Instructions to follow: Copy out, word for word, the entire passage below about Valenzuela reconnecting with his half-sister and father.

Technically, she was his half-sister: the daughter of Valenzuela’s father and another woman.* But still, Valenzuela was excited. This sibling was at once a link to his past, and someone to build a fresh relationship with. So, a short time later, he traveled to California to meet her. “She was stoked,” Valenzuela says. Hugs. Laughter. Lots of catching up. And soon after, Gloria introduced him to his long-lost father.

Valenzuela didn’t know how to feel about his dad; he was curious about him, but resented that the guy had never reached out. His father, however, had news: Years earlier, he’d hired a private investigator to help the two reconnect. At the time, Miguel Valenzuela was trying out a more Americanized identity as Mike Valenzuela. That was apparently enough to throw the PI off the trail, but the story gave Valenzuela comfort. He hadn’t been forgotten. Dad and son talked for a while. “I never got into the details of how we got separated,” Valenzuela says, “but he was a pretty nice guy.”

A few years went by, with more conversations. Around 2002, Valenzuela and his mom were traveling near San Jose, so Valenzuela called up his dad and suggested a full family reunion — father, mother, and son. “And he basically kind of blew me off,” Valenzuela says. After that, communication ceased — not just from his dad, but from his half-sister, too. Valenzuela tried to make contact, but nothing worked. No emails returned, no phone calls answered. His thinking at the time was: “I guess people just don’t want their past brought up.”

Supplied material:

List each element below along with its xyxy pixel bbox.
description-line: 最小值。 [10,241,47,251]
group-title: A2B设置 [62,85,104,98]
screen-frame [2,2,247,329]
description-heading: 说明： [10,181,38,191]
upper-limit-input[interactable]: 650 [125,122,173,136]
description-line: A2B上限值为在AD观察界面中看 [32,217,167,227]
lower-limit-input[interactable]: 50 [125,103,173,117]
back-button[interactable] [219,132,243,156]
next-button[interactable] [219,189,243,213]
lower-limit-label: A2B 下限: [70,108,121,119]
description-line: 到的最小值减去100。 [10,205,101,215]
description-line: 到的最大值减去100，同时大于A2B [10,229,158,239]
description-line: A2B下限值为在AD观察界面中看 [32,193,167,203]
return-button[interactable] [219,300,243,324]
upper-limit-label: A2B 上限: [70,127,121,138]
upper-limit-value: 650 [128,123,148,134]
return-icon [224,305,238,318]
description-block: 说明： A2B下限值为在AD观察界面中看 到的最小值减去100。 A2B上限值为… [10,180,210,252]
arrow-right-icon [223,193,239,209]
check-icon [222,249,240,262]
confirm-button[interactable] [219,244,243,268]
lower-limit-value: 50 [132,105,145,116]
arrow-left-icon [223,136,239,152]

The answer:
Technically, she was his half-sister: the daughter of Valenzuela’s father and another woman.* But still, Valenzuela was excited. This sibling was at once a link to his past, and someone to build a fresh relationship with. So, a short time later, he traveled to California to meet her. “She was stoked,” Valenzuela says. Hugs. Laughter. Lots of catching up. And soon after, Gloria introduced him to his long-lost father.

Valenzuela didn’t know how to feel about his dad; he was curious about him, but resented that the guy had never reached out. His father, however, had news: Years earlier, he’d hired a private investigator to help the two reconnect. At the time, Miguel Valenzuela was trying out a more Americanized identity as Mike Valenzuela. That was apparently enough to throw the PI off the trail, but the story gave Valenzuela comfort. He hadn’t been forgotten. Dad and son talked for a while. “I never got into the details of how we got separated,” Valenzuela says, “but he was a pretty nice guy.”

A few years went by, with more conversations. Around 2002, Valenzuela and his mom were traveling near San Jose, so Valenzuela called up his dad and suggested a full family reunion — father, mother, and son. “And he basically kind of blew me off,” Valenzuela says. After that, communication ceased — not just from his dad, but from his half-sister, too. Valenzuela tried to make contact, but nothing worked. No emails returned, no phone calls answered. His thinking at the time was: “I guess people just don’t want their past brought up.”